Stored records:

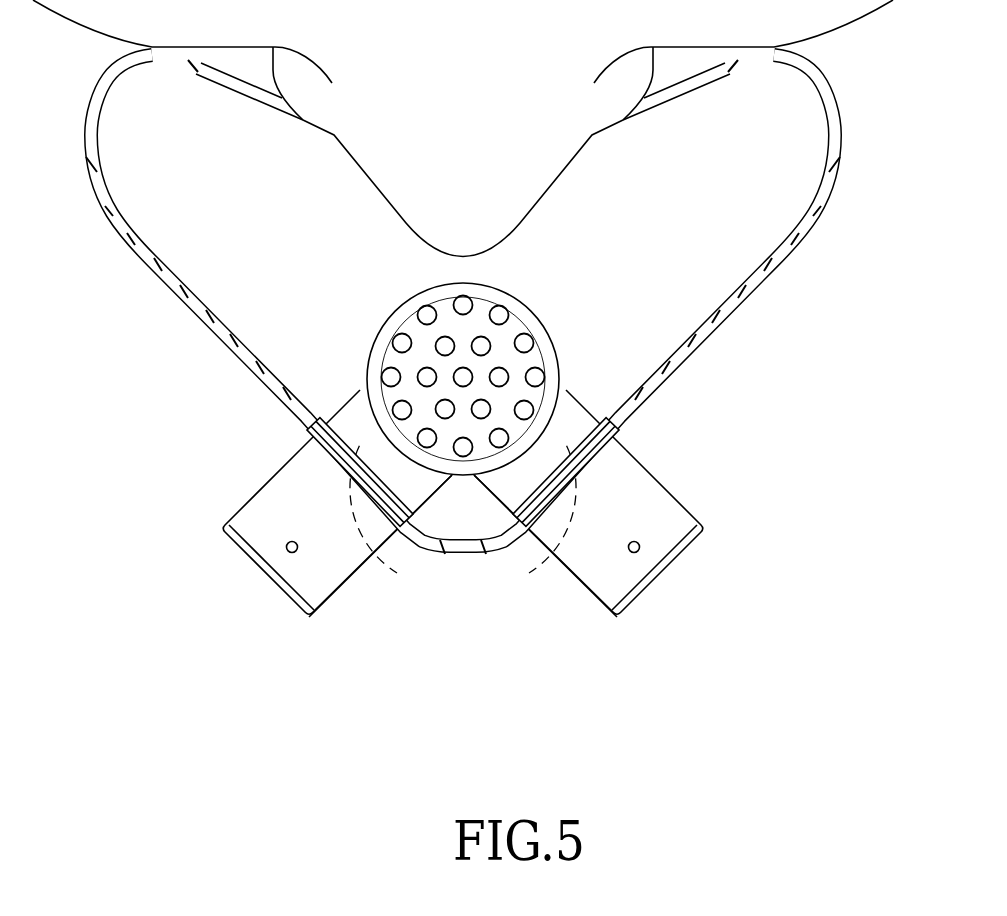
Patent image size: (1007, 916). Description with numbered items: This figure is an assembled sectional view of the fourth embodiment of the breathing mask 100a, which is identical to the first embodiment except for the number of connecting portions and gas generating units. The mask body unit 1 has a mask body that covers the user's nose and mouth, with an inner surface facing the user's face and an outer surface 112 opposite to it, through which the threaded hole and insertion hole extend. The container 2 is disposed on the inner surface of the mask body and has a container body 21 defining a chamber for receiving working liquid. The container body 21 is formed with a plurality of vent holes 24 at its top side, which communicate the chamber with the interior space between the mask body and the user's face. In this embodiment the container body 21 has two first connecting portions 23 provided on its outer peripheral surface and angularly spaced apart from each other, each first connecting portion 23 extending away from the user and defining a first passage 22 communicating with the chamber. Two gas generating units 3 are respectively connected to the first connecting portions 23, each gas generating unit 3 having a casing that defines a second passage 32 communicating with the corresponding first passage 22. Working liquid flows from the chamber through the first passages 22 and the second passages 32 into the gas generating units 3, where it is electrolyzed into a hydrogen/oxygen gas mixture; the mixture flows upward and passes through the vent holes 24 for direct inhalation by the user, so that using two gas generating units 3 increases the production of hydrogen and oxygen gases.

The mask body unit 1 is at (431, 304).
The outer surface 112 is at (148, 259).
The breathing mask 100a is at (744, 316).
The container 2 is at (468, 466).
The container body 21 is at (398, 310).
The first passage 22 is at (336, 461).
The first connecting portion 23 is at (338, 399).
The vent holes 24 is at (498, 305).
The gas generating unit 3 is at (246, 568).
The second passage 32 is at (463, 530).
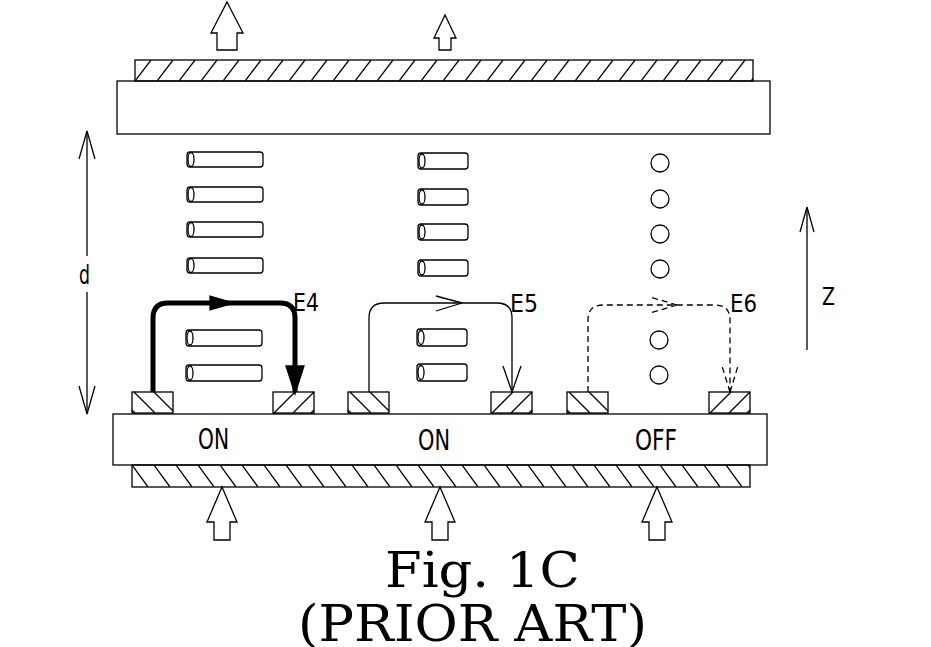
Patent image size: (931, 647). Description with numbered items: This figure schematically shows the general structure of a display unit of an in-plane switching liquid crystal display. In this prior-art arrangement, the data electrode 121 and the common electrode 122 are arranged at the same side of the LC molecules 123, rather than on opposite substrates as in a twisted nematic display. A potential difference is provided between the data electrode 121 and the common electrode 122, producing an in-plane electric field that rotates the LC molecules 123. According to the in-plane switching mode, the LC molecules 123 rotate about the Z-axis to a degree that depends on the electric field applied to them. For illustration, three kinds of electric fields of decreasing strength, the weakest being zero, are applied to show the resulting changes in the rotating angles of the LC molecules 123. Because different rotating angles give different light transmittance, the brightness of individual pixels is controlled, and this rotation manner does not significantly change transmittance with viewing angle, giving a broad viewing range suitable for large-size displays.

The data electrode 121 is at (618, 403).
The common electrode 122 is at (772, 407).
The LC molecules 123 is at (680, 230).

Goal
Arrange all of the lines above as a JSON list of strings, one string per line, skipping blank lines. Leave the pictures out of your answer.

Complete output
[
  "Patent image size: (1007, 916). Description with numbered items: This figure is an assembled sectional view of the fourth embodiment of the breathing mask 100a, which is identical to the first embodiment except for the number of connecting portions and gas generating units. The mask body unit 1 has a mask body that covers the user's nose and mouth, with an inner surface facing the user's face and an outer surface 112 opposite to it, through which the threaded hole and insertion hole extend. The container 2 is disposed on the inner surface of the mask body and has a container body 21 defining a chamber for receiving working liquid. The container body 21 is formed with a plurality of vent holes 24 at its top side, which communicate the chamber with the interior space between the mask body and the user's face. In this embodiment the container body 21 has two first connecting portions 23 provided on its outer peripheral surface and angularly spaced apart from each other, each first connecting portion 23 extending away from the user and defining a first passage 22 communicating with the chamber. Two gas generating units 3 are respectively connected to the first connecting portions 23, each gas generating unit 3 having a casing that defines a second passage 32 communicating with the corresponding first passage 22. Working liquid flows from the chamber through the first passages 22 and the second passages 32 into the gas generating units 3, where it is electrolyzed into a hydrogen/oxygen gas mixture; the mixture flows upward and passes through the vent holes 24 for direct inhalation by the user, so that using two gas generating units 3 increases the production of hydrogen and oxygen gases.",
  "The mask body unit 1 is at (431, 304).",
  "The outer surface 112 is at (148, 259).",
  "The breathing mask 100a is at (744, 316).",
  "The container 2 is at (468, 466).",
  "The container body 21 is at (398, 310).",
  "The first passage 22 is at (336, 461).",
  "The first connecting portion 23 is at (338, 399).",
  "The vent holes 24 is at (498, 305).",
  "The gas generating unit 3 is at (246, 568).",
  "The second passage 32 is at (463, 530).",
  "Patent image size: (931, 647). Description with numbered items: This figure schematically shows the general structure of a display unit of an in-plane switching liquid crystal display. In this prior-art arrangement, the data electrode 121 and the common electrode 122 are arranged at the same side of the LC molecules 123, rather than on opposite substrates as in a twisted nematic display. A potential difference is provided between the data electrode 121 and the common electrode 122, producing an in-plane electric field that rotates the LC molecules 123. According to the in-plane switching mode, the LC molecules 123 rotate about the Z-axis to a degree that depends on the electric field applied to them. For illustration, three kinds of electric fields of decreasing strength, the weakest being zero, are applied to show the resulting changes in the rotating angles of the LC molecules 123. Because different rotating angles give different light transmittance, the brightness of individual pixels is controlled, and this rotation manner does not significantly change transmittance with viewing angle, giving a broad viewing range suitable for large-size displays.",
  "The data electrode 121 is at (618, 403).",
  "The common electrode 122 is at (772, 407).",
  "The LC molecules 123 is at (680, 230)."
]